Directive:
Go through the entries below and pick out every line with "conditioner".
★ ★ ★
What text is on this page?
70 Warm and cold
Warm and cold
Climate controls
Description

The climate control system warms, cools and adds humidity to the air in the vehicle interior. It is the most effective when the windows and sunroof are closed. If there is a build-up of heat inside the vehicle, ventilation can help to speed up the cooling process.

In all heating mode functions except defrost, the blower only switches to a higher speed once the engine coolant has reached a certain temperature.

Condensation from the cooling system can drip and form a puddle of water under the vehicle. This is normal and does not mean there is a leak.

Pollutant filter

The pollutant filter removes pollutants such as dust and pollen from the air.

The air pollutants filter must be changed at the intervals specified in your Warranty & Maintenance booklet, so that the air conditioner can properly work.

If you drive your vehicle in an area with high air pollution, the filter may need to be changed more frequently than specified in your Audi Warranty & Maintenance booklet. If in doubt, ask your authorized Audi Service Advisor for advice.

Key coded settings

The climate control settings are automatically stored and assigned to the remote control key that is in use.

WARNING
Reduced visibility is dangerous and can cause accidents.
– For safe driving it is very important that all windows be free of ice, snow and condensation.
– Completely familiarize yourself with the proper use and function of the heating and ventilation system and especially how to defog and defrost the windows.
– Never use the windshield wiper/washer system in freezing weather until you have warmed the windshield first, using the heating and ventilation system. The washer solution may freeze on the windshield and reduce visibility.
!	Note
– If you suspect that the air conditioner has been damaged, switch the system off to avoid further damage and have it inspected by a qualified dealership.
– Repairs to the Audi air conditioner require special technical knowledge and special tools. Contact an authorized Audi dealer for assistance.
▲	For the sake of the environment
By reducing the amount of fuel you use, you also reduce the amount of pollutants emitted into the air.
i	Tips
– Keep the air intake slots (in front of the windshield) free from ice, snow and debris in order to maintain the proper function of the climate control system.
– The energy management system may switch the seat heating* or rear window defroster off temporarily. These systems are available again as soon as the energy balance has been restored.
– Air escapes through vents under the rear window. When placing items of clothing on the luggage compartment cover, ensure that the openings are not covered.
★ ★ ★
Correct output:
The air pollutants filter must be changed at the intervals specified in your Warranty & Maintenance booklet, so that the air conditioner can properly work.
– If you suspect that the air conditioner has been damaged, switch the system off to avoid further damage and have it inspected by a qualified dealership.
– Repairs to the Audi air conditioner require special technical knowledge and special tools. Contact an authorized Audi dealer for assistance.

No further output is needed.